◆ Instruction:
From the records below, copy every line that contains the word "integrated".

Records from a collection of figures
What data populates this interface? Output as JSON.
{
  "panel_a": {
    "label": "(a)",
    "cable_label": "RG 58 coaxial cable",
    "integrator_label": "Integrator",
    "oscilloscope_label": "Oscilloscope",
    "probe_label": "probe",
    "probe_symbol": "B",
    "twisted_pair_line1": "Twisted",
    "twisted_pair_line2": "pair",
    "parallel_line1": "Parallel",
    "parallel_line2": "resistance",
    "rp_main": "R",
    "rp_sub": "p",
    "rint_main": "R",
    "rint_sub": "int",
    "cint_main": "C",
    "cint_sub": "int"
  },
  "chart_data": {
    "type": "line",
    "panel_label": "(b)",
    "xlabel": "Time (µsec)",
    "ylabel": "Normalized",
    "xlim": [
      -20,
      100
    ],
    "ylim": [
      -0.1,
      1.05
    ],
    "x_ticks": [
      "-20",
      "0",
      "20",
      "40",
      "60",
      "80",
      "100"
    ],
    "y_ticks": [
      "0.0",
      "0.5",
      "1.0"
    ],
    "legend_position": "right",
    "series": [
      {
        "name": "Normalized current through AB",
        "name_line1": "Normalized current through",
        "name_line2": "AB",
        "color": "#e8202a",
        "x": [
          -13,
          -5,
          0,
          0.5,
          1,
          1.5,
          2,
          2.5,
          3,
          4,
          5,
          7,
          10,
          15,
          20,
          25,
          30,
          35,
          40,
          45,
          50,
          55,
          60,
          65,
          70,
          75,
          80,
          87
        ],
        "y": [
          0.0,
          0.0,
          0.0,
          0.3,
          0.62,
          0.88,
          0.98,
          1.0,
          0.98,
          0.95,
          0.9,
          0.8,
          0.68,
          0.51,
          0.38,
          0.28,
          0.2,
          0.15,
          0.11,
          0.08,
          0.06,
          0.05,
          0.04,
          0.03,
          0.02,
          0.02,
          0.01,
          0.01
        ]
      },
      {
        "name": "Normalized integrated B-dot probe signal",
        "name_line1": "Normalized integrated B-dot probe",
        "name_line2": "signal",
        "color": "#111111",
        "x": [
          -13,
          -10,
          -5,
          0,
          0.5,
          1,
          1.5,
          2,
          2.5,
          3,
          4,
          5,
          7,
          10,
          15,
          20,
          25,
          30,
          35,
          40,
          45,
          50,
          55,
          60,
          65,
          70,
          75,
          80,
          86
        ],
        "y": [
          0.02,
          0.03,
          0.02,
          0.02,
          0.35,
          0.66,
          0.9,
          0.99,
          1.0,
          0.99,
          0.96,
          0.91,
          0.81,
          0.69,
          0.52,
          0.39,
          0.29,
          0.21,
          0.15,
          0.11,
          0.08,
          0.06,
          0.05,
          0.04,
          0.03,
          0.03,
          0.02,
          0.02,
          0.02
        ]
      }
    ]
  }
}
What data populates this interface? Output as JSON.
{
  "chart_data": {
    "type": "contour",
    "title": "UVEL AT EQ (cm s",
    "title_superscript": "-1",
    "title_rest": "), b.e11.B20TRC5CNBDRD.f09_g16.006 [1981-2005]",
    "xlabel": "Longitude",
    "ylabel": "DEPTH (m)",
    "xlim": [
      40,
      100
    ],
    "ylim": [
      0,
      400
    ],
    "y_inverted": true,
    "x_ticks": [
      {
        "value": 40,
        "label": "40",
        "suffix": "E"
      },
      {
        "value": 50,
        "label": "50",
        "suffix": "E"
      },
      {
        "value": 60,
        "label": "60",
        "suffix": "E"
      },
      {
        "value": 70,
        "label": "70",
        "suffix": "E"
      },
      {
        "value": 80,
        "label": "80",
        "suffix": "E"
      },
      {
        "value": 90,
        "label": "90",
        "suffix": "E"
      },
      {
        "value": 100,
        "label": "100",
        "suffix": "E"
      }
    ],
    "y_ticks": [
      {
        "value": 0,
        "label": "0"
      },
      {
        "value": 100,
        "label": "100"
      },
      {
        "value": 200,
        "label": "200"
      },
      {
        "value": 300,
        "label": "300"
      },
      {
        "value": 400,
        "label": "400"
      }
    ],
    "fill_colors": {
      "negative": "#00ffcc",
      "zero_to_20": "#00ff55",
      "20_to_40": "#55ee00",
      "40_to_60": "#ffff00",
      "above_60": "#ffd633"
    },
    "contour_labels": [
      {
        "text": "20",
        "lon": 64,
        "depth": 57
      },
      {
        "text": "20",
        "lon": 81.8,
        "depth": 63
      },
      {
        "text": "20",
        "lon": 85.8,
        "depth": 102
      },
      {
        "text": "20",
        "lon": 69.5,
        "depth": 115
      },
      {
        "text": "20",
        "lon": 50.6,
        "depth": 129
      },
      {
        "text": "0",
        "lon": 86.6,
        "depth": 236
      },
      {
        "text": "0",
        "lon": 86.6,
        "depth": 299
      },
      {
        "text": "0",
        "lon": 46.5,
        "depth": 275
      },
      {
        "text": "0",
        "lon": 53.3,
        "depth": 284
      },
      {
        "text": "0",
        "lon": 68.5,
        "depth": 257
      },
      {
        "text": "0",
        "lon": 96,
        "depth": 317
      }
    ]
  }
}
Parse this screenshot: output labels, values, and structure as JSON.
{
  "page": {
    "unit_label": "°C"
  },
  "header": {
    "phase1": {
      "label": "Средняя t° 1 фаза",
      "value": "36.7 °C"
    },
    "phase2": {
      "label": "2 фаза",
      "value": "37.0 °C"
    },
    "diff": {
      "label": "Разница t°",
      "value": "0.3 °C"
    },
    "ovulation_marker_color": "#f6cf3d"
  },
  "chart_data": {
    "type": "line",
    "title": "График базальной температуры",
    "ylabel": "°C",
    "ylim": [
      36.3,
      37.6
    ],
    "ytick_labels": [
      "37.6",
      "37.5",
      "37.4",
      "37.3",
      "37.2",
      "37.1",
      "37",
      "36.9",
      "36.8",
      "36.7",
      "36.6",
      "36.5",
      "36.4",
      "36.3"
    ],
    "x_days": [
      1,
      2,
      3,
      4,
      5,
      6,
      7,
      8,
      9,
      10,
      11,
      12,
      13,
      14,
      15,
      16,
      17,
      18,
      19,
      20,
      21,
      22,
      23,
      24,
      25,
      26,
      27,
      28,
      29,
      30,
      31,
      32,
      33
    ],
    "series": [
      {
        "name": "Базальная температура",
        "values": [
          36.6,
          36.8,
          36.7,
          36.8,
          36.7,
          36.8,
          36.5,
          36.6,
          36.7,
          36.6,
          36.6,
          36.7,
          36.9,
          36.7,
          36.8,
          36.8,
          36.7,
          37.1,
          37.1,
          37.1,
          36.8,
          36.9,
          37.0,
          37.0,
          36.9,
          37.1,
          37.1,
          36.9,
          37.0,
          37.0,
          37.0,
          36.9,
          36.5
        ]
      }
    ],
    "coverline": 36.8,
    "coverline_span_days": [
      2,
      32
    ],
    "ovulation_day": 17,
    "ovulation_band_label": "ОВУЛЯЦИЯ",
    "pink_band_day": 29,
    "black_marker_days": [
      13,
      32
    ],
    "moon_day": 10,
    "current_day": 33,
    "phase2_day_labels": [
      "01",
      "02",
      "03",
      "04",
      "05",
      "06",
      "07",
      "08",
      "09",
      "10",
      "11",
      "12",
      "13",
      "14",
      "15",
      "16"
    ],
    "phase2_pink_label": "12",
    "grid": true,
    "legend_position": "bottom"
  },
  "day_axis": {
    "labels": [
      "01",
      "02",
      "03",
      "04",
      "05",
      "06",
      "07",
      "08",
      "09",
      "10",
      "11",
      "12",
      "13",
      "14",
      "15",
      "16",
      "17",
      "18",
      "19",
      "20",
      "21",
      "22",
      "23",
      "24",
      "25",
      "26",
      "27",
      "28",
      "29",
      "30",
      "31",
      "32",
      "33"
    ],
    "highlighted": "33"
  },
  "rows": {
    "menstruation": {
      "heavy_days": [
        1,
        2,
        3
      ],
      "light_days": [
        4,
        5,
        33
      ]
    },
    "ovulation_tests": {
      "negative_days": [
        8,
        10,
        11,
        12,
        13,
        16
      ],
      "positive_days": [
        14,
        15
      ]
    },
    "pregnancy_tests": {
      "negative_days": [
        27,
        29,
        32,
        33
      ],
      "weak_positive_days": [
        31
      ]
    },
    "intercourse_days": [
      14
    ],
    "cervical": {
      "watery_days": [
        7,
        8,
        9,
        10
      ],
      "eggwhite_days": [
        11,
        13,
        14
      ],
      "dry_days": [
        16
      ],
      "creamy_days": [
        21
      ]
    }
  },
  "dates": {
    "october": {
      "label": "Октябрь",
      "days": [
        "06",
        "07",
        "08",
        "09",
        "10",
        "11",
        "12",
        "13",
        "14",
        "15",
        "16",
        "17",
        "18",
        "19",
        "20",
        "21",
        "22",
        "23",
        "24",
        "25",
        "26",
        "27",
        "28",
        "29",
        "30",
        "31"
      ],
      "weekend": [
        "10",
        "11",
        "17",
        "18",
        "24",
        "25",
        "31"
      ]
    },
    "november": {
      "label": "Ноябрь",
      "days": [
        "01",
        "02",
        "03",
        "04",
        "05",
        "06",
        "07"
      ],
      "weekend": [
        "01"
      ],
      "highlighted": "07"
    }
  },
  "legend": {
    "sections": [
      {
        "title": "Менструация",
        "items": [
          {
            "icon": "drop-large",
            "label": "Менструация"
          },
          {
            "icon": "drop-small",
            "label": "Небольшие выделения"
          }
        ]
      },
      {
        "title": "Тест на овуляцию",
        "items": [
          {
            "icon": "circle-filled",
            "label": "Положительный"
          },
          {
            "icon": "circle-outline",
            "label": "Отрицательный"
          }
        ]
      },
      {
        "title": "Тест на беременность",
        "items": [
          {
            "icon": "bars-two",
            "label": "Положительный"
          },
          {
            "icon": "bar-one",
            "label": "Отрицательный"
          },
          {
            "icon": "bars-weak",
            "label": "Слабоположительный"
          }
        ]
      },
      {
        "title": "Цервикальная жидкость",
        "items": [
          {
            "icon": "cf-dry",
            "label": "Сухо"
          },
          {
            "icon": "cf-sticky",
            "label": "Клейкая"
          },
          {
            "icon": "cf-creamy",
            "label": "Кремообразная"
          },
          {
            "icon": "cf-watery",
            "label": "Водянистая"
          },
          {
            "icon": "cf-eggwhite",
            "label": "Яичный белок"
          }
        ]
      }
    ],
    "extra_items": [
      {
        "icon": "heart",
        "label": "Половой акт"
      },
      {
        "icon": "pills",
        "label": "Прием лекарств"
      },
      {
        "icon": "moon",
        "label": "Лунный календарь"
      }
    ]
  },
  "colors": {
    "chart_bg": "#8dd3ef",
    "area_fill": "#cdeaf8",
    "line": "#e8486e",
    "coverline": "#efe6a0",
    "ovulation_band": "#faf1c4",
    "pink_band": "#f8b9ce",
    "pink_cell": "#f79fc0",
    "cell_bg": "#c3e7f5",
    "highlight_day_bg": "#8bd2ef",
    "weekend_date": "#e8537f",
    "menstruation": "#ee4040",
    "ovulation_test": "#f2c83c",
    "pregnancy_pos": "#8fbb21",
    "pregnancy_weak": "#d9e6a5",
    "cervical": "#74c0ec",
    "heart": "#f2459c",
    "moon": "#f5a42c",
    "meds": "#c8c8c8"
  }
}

◆ Response to the exercise:
        "name": "Normalized integrated B-dot probe signal",
        "name_line1": "Normalized integrated B-dot probe",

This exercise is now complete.